• **Exercise goal**
Return every line below that contains the string "rows".

[Saved data entries]

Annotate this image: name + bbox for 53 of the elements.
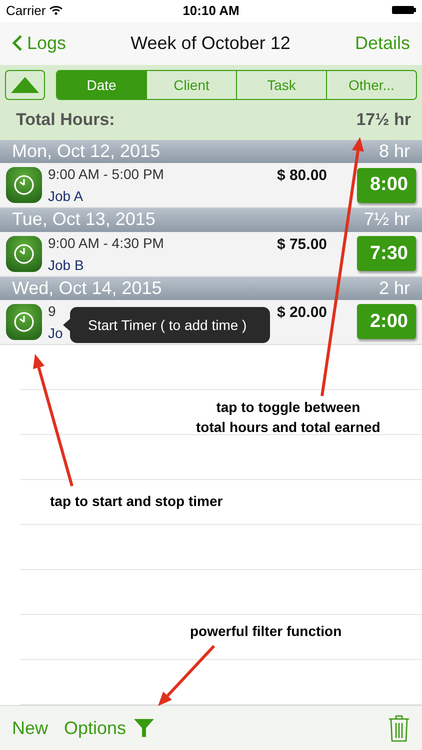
amount: $ 20.00 [276,304,327,321]
timer-button[interactable] [6,304,42,340]
timer-button[interactable] [6,167,42,204]
arrow [158,644,216,706]
amount: $ 80.00 [276,167,327,184]
back-link[interactable]: Logs [12,32,66,54]
day-hours: 7½ hr [364,209,410,230]
triangle-up-icon [11,76,39,93]
filter-button[interactable] [134,719,154,737]
battery-icon [392,5,416,16]
duration-button[interactable]: 7:30 [357,236,416,271]
wifi-icon [49,5,64,16]
clock-icon [13,242,35,264]
segment-tab[interactable]: Date [57,70,146,99]
time-range: 9:00 AM - 5:00 PM [48,166,164,182]
day-date: Tue, Oct 13, 2015 [12,209,156,230]
clock-icon [13,174,35,196]
segment-tab[interactable]: Client [146,70,236,99]
day-hours: 8 hr [378,140,410,162]
total-value[interactable]: 17½ hr [356,110,411,130]
carrier-label: Carrier [6,3,46,18]
nav-title: Week of October 12 [130,32,292,54]
details-link[interactable]: Details [354,32,410,54]
new-button[interactable]: New [12,718,48,738]
job-name: Job A [48,188,84,204]
chevron-left-icon [12,34,23,52]
options-button[interactable]: Options [64,718,126,738]
amount: $ 75.00 [276,236,327,252]
collapse-button[interactable] [5,70,45,100]
trash-icon [388,714,410,742]
job-name: Jo [48,324,63,341]
job-name: Job B [48,256,84,272]
segment-tab[interactable]: Task [236,70,326,99]
clock-icon [13,310,35,333]
time-range: 9 [48,302,56,319]
segment-tab[interactable]: Other... [326,70,416,99]
tooltip-text: Start Timer ( to add time ) [88,317,247,333]
total-label: Total Hours: [16,110,115,130]
duration-button[interactable]: 8:00 [357,168,416,203]
day-date: Mon, Oct 12, 2015 [12,140,160,162]
timer-button[interactable] [6,236,42,272]
day-hours: 2 hr [378,278,410,299]
annotation-text: powerful filter function [190,622,342,641]
log-entry[interactable]: 9:00 AM - 5:00 PM Job A $ 80.00 8:00 [0,163,422,208]
filter-icon [134,719,154,737]
day-date: Wed, Oct 14, 2015 [12,278,162,299]
time-range: 9:00 AM - 4:30 PM [48,234,164,250]
clock-time: 10:10 AM [182,3,240,18]
annotation-text: tap to toggle between total hours and total earned [196,398,380,437]
annotation-text: tap to start and stop timer [50,492,223,511]
log-entry[interactable]: 9:00 AM - 4:30 PM Job B $ 75.00 7:30 [0,232,422,277]
duration-button[interactable]: 2:00 [357,304,416,340]
trash-button[interactable] [388,714,410,742]
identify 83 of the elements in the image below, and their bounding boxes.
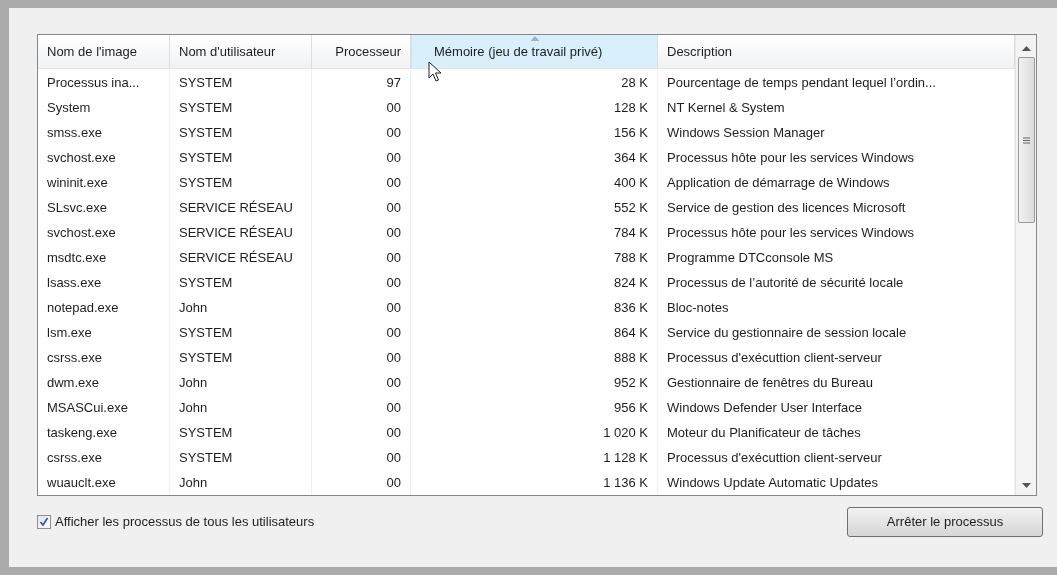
table-cell: System (38, 95, 170, 120)
table-cell: SLsvc.exe (38, 195, 170, 220)
table-cell: 00 (312, 395, 411, 420)
table-cell: 00 (312, 445, 411, 470)
table-cell: SYSTEM (170, 270, 312, 295)
table-cell: SERVICE RÉSEAU (170, 245, 312, 270)
table-cell: 1 020 K (411, 420, 658, 445)
table-cell: 552 K (411, 195, 658, 220)
table-cell: dwm.exe (38, 370, 170, 395)
checkbox-label: Afficher les processus de tous les utilisateurs (55, 513, 315, 531)
table-cell: svchost.exe (38, 145, 170, 170)
column-header[interactable]: Processeur (312, 35, 411, 68)
column-header[interactable]: Description (658, 35, 1015, 68)
sort-arrow-icon (530, 36, 539, 41)
table-cell: 00 (312, 145, 411, 170)
table-cell: 00 (312, 270, 411, 295)
table-cell: 1 136 K (411, 470, 658, 495)
column-header[interactable]: Nom de l'image (38, 35, 170, 68)
table-cell: wuauclt.exe (38, 470, 170, 495)
table-cell: John (170, 295, 312, 320)
column-header[interactable]: Nom d'utilisateur (170, 35, 312, 68)
grip-icon (1022, 136, 1030, 144)
scrollbar[interactable] (1015, 35, 1036, 495)
table-cell: 00 (312, 245, 411, 270)
table-cell: smss.exe (38, 120, 170, 145)
column-header[interactable]: Mémoire (jeu de travail privé) (411, 35, 658, 68)
table-cell: SYSTEM (170, 320, 312, 345)
table-cell: 1 128 K (411, 445, 658, 470)
table-cell: MSASCui.exe (38, 395, 170, 420)
mouse-cursor-icon (428, 61, 444, 83)
table-cell: 888 K (411, 345, 658, 370)
table-cell: 00 (312, 320, 411, 345)
table-cell: 00 (312, 420, 411, 445)
table-cell: 00 (312, 470, 411, 495)
table-cell: msdtc.exe (38, 245, 170, 270)
table-cell: 00 (312, 170, 411, 195)
table-cell: SYSTEM (170, 345, 312, 370)
table-cell: 784 K (411, 220, 658, 245)
table-cell: 00 (312, 195, 411, 220)
table-cell: SYSTEM (170, 145, 312, 170)
table-cell: 836 K (411, 295, 658, 320)
scroll-up-icon[interactable] (1021, 46, 1031, 51)
table-cell: csrss.exe (38, 345, 170, 370)
table-cell: 00 (312, 95, 411, 120)
end-process-button[interactable]: Arrêter le processus (847, 507, 1043, 537)
scrollbar-thumb[interactable] (1017, 57, 1035, 223)
table-cell: 97 (312, 70, 411, 95)
table-cell: 956 K (411, 395, 658, 420)
table-cell: csrss.exe (38, 445, 170, 470)
table-cell: John (170, 470, 312, 495)
table-cell: John (170, 395, 312, 420)
table-cell: 788 K (411, 245, 658, 270)
table-cell: SYSTEM (170, 120, 312, 145)
table-cell: 00 (312, 370, 411, 395)
checkbox[interactable] (37, 514, 51, 529)
table-cell: 864 K (411, 320, 658, 345)
table-cell: 400 K (411, 170, 658, 195)
table-cell: 00 (312, 295, 411, 320)
table-cell: 00 (312, 120, 411, 145)
checkmark-icon (39, 516, 49, 527)
scroll-down-icon[interactable] (1021, 483, 1031, 488)
table-cell: SERVICE RÉSEAU (170, 195, 312, 220)
table-cell: SYSTEM (170, 170, 312, 195)
table-cell: 364 K (411, 145, 658, 170)
table-cell: lsm.exe (38, 320, 170, 345)
table-cell: SYSTEM (170, 420, 312, 445)
table-cell: svchost.exe (38, 220, 170, 245)
table-cell: 156 K (411, 120, 658, 145)
table-cell: wininit.exe (38, 170, 170, 195)
table-cell: SERVICE RÉSEAU (170, 220, 312, 245)
table-cell: notepad.exe (38, 295, 170, 320)
table-cell: 952 K (411, 370, 658, 395)
table-cell: Processus ina... (38, 70, 170, 95)
table-cell: SYSTEM (170, 95, 312, 120)
table-cell: taskeng.exe (38, 420, 170, 445)
table-cell: 824 K (411, 270, 658, 295)
table-cell: John (170, 370, 312, 395)
table-cell: SYSTEM (170, 445, 312, 470)
table-cell: lsass.exe (38, 270, 170, 295)
table-cell: SYSTEM (170, 70, 312, 95)
table-cell: 00 (312, 220, 411, 245)
table-cell: 00 (312, 345, 411, 370)
table-cell: 128 K (411, 95, 658, 120)
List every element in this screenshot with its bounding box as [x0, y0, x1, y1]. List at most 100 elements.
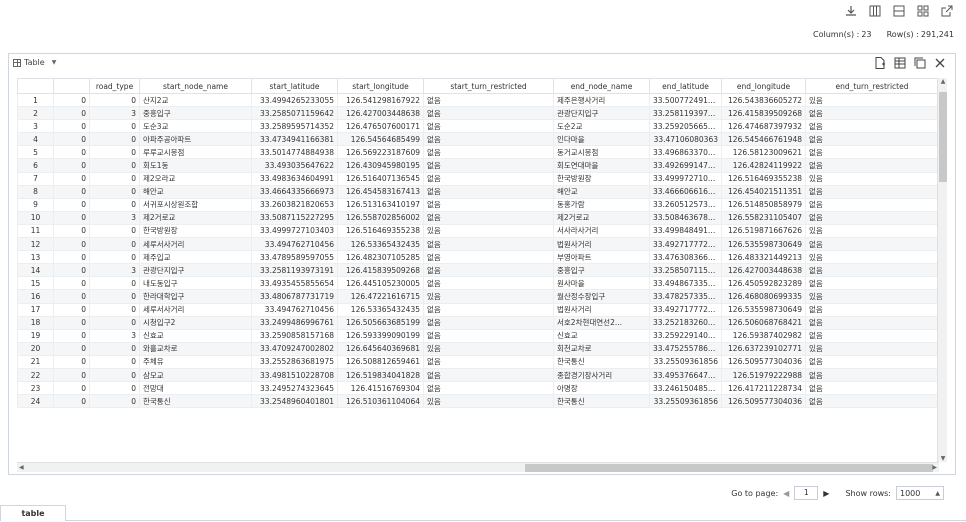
table-cell[interactable]: 없음 — [423, 210, 554, 225]
table-cell[interactable]: 126.519871667626 — [721, 223, 806, 239]
table-cell[interactable]: 33.46660661656... — [649, 184, 722, 199]
row-index[interactable]: 3 — [17, 119, 54, 134]
table-cell[interactable]: 한라대학입구 — [139, 289, 252, 304]
table-cell[interactable]: 제2오라교 — [139, 171, 252, 186]
table-cell[interactable]: 없음 — [805, 263, 939, 278]
table-cell[interactable]: 0 — [89, 132, 140, 147]
table-cell[interactable]: 있음 — [805, 223, 939, 239]
table-cell[interactable]: 0 — [89, 315, 140, 330]
table-cell[interactable]: 126.41516769304 — [337, 381, 424, 396]
table-cell[interactable]: 산지2교 — [139, 92, 252, 108]
show-rows-select[interactable]: 1000 ▲ — [896, 486, 944, 500]
table-cell[interactable]: 있음 — [423, 223, 554, 239]
table-row[interactable]: 15 0 0 내도동입구 33.4935455855654 126.44510523000… — [17, 276, 939, 291]
table-cell[interactable]: 0 — [89, 223, 140, 239]
table-cell[interactable]: 126.468080699335 — [721, 289, 806, 304]
table-cell[interactable]: 0 — [53, 315, 90, 330]
table-cell[interactable]: 0 — [89, 381, 140, 396]
table-cell[interactable]: 없음 — [423, 145, 554, 160]
table-cell[interactable]: 33.49271777269... — [649, 302, 722, 317]
table-cell[interactable]: 0 — [89, 197, 140, 212]
table-cell[interactable]: 126.450592823289 — [721, 276, 806, 291]
table-row[interactable]: 19 0 3 신효교 33.2590858157168 126.593399090199 없… — [17, 328, 939, 343]
table-cell[interactable]: 33.4983634604991 — [251, 171, 338, 186]
table-cell[interactable]: 없음 — [423, 367, 554, 383]
row-index[interactable]: 23 — [17, 381, 54, 396]
table-settings-icon[interactable] — [893, 56, 907, 70]
table-cell[interactable]: 126.415839509268 — [721, 106, 806, 121]
table-cell[interactable]: 한국통신 — [553, 394, 650, 409]
table-cell[interactable]: 33.49271777269... — [649, 237, 722, 252]
table-cell[interactable]: 없음 — [423, 276, 554, 291]
vertical-scrollbar[interactable]: ▲ ▼ — [937, 78, 947, 462]
rows-view-icon[interactable] — [892, 4, 906, 18]
table-cell[interactable]: 없음 — [805, 158, 939, 173]
table-cell[interactable]: 없음 — [423, 302, 554, 317]
table-cell[interactable]: 126.58123009621 — [721, 145, 806, 160]
table-cell[interactable]: 126.476507600171 — [337, 119, 424, 134]
table-cell[interactable]: 없음 — [805, 132, 939, 147]
table-cell[interactable]: 0 — [53, 132, 90, 147]
column-header[interactable]: start_node_name — [139, 78, 252, 94]
table-cell[interactable]: 세루서사거리 — [139, 302, 252, 317]
table-cell[interactable]: 3 — [89, 263, 140, 278]
table-cell[interactable]: 한국통신 — [139, 394, 252, 409]
table-row[interactable]: 1 0 0 산지2교 33.4994265233055 126.541298167922 없… — [17, 92, 939, 108]
table-cell[interactable]: 33.47630836642... — [649, 250, 722, 265]
table-cell[interactable]: 회도1동 — [139, 158, 252, 173]
table-cell[interactable]: 33.24615048584... — [649, 381, 722, 396]
table-cell[interactable]: 한국통신 — [553, 354, 650, 369]
table-cell[interactable]: 126.47221616715 — [337, 289, 424, 304]
table-cell[interactable]: 0 — [53, 92, 90, 108]
table-cell[interactable]: 33.4806787731719 — [251, 289, 338, 304]
table-cell[interactable]: 관광단지입구 — [553, 106, 650, 121]
row-index[interactable]: 4 — [17, 132, 54, 147]
table-cell[interactable]: 없음 — [423, 328, 554, 343]
table-cell[interactable]: 126.509577304036 — [721, 354, 806, 369]
table-cell[interactable]: 126.516469355238 — [337, 223, 424, 239]
table-cell[interactable]: 126.569223187609 — [337, 145, 424, 160]
table-cell[interactable]: 126.510361104064 — [337, 394, 424, 409]
table-cell[interactable]: 없음 — [805, 315, 939, 330]
table-cell[interactable]: 33.49486733576... — [649, 276, 722, 291]
table-cell[interactable]: 월산정수장입구 — [553, 289, 650, 304]
table-cell[interactable]: 33.4789589597055 — [251, 250, 338, 265]
table-row[interactable]: 2 0 3 중흥입구 33.2585071159642 126.427003448638 없… — [17, 106, 939, 121]
table-cell[interactable]: 0 — [89, 354, 140, 369]
table-cell[interactable]: 없음 — [805, 381, 939, 396]
table-cell[interactable]: 회도연대마을 — [553, 158, 650, 173]
open-external-icon[interactable] — [940, 4, 954, 18]
table-cell[interactable]: 126.509577304036 — [721, 394, 806, 409]
table-cell[interactable]: 없음 — [423, 184, 554, 199]
table-cell[interactable]: 33.2603821820653 — [251, 197, 338, 212]
table-cell[interactable]: 126.415839509268 — [337, 263, 424, 278]
table-cell[interactable]: 없음 — [423, 119, 554, 134]
table-cell[interactable]: 인다마을 — [553, 132, 650, 147]
table-cell[interactable]: 있음 — [805, 171, 939, 186]
column-header[interactable]: end_turn_restricted — [805, 78, 939, 94]
table-cell[interactable]: 126.59387402982 — [721, 328, 806, 343]
table-cell[interactable]: 0 — [89, 276, 140, 291]
table-row[interactable]: 22 0 0 삼모교 33.4981510228708 126.519834041828 없… — [17, 367, 939, 383]
table-cell[interactable]: 0 — [53, 367, 90, 383]
table-cell[interactable]: 0 — [53, 302, 90, 317]
table-cell[interactable]: 없음 — [423, 263, 554, 278]
next-page-icon[interactable]: ▶ — [823, 489, 829, 498]
row-index[interactable]: 13 — [17, 250, 54, 265]
table-cell[interactable]: 126.513163410197 — [337, 197, 424, 212]
table-cell[interactable]: 0 — [89, 184, 140, 199]
table-cell[interactable]: 전망대 — [139, 381, 252, 396]
table-cell[interactable]: 서사라사거리 — [553, 223, 650, 239]
table-cell[interactable]: 0 — [53, 210, 90, 225]
row-index[interactable]: 14 — [17, 263, 54, 278]
table-cell[interactable]: 0 — [53, 394, 90, 409]
download-icon[interactable] — [844, 4, 858, 18]
table-row[interactable]: 18 0 0 시청입구2 33.2499486996761 126.50566368519… — [17, 315, 939, 330]
columns-view-icon[interactable] — [868, 4, 882, 18]
table-cell[interactable]: 회천교차로 — [553, 341, 650, 356]
table-cell[interactable]: 33.25920566565... — [649, 119, 722, 134]
table-cell[interactable]: 126.558231105407 — [721, 210, 806, 225]
table-cell[interactable]: 도순3교 — [139, 119, 252, 134]
table-cell[interactable]: 33.493035647622 — [251, 158, 338, 173]
table-cell[interactable]: 있음 — [423, 394, 554, 409]
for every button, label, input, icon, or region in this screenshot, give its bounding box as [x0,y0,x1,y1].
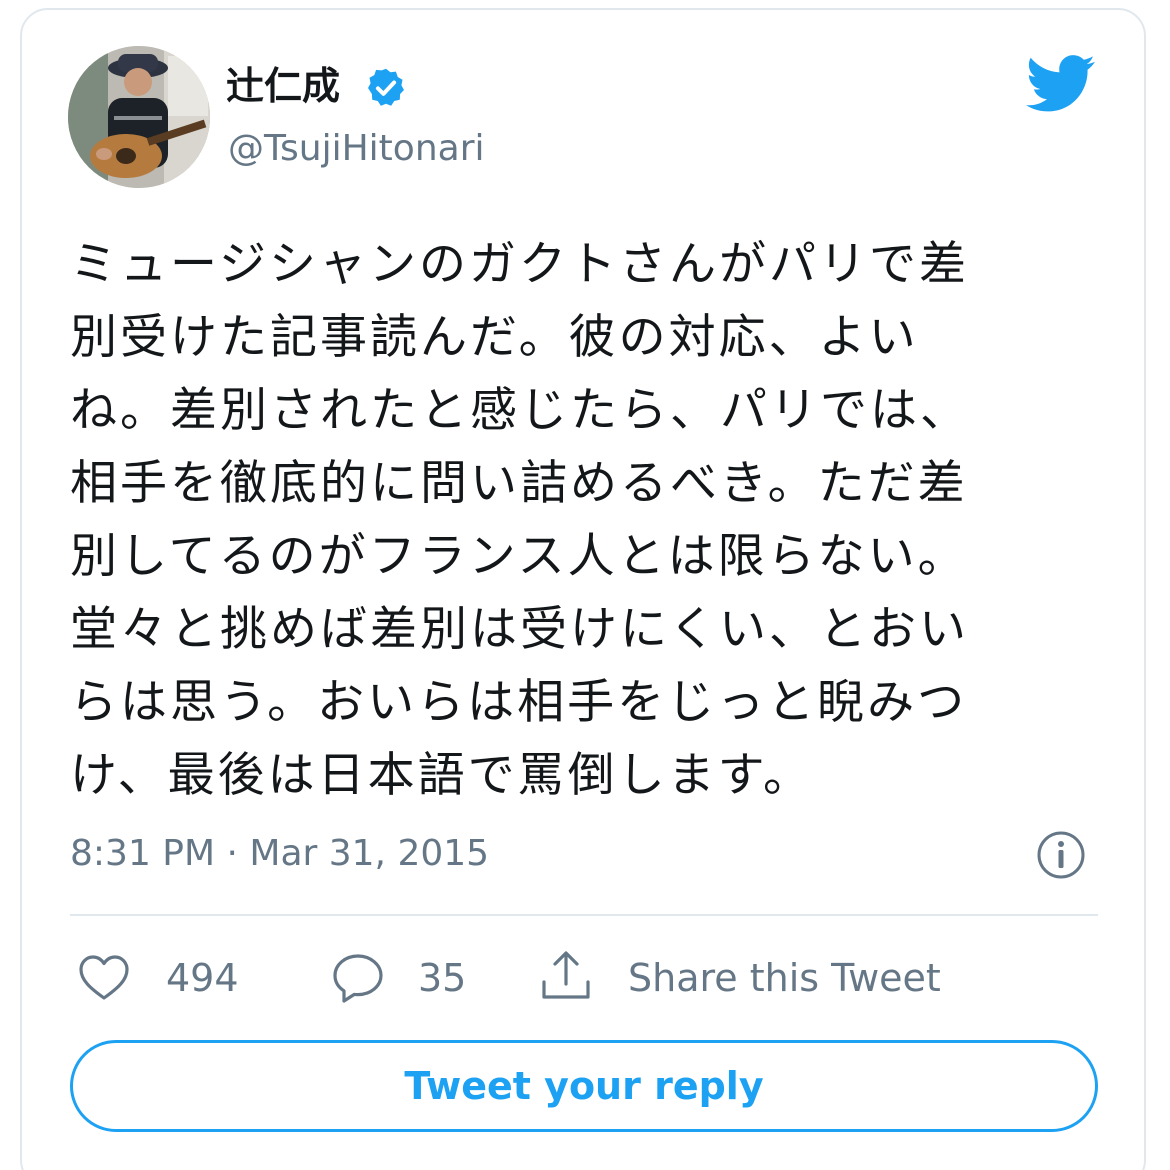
divider [70,914,1098,916]
info-icon[interactable] [1036,830,1086,880]
avatar-photo [68,46,210,188]
tweet-text: ミュージシャンのガクトさんがパリで差 別受けた記事読んだ。彼の対応、よい ね。差… [70,237,970,803]
display-name[interactable]: 辻仁成 [226,60,340,112]
share-icon[interactable] [538,948,594,1004]
reply-bubble-icon[interactable] [330,950,386,1006]
like-count[interactable]: 494 [166,952,239,1004]
heart-icon[interactable] [76,950,132,1006]
user-handle[interactable]: @TsujiHitonari [228,124,485,174]
avatar[interactable] [68,46,210,188]
share-button[interactable]: Share this Tweet [628,952,941,1004]
tweet-reply-button[interactable]: Tweet your reply [70,1040,1098,1132]
twitter-bird-icon[interactable] [1026,54,1096,114]
reply-count[interactable]: 35 [418,952,466,1004]
tweet-timestamp[interactable]: 8:31 PM · Mar 31, 2015 [70,828,489,880]
verified-badge-icon [368,68,404,106]
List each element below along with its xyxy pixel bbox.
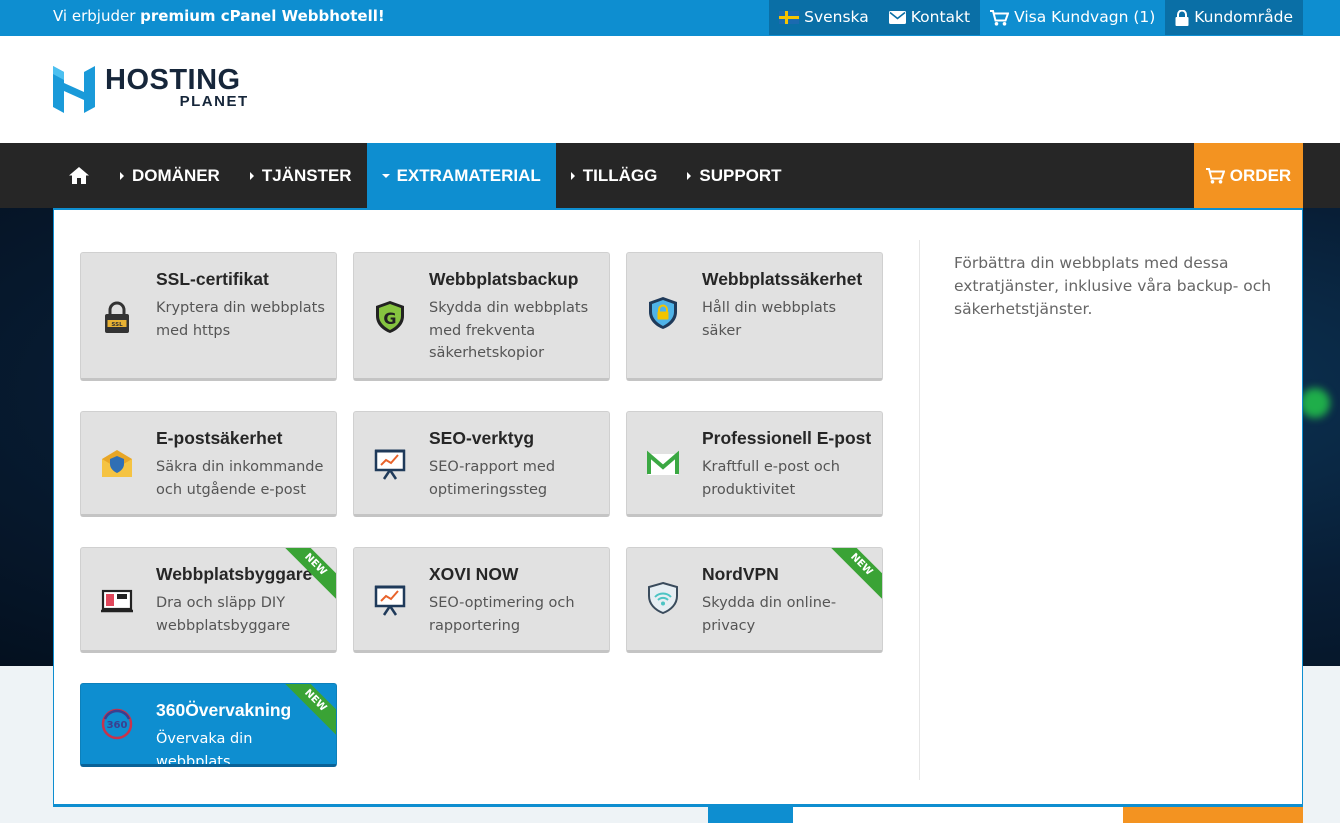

• **Task output**
show-rows-select[interactable]: 1000 ▲ — [896, 486, 944, 500]
rows-view-icon[interactable] — [892, 4, 906, 18]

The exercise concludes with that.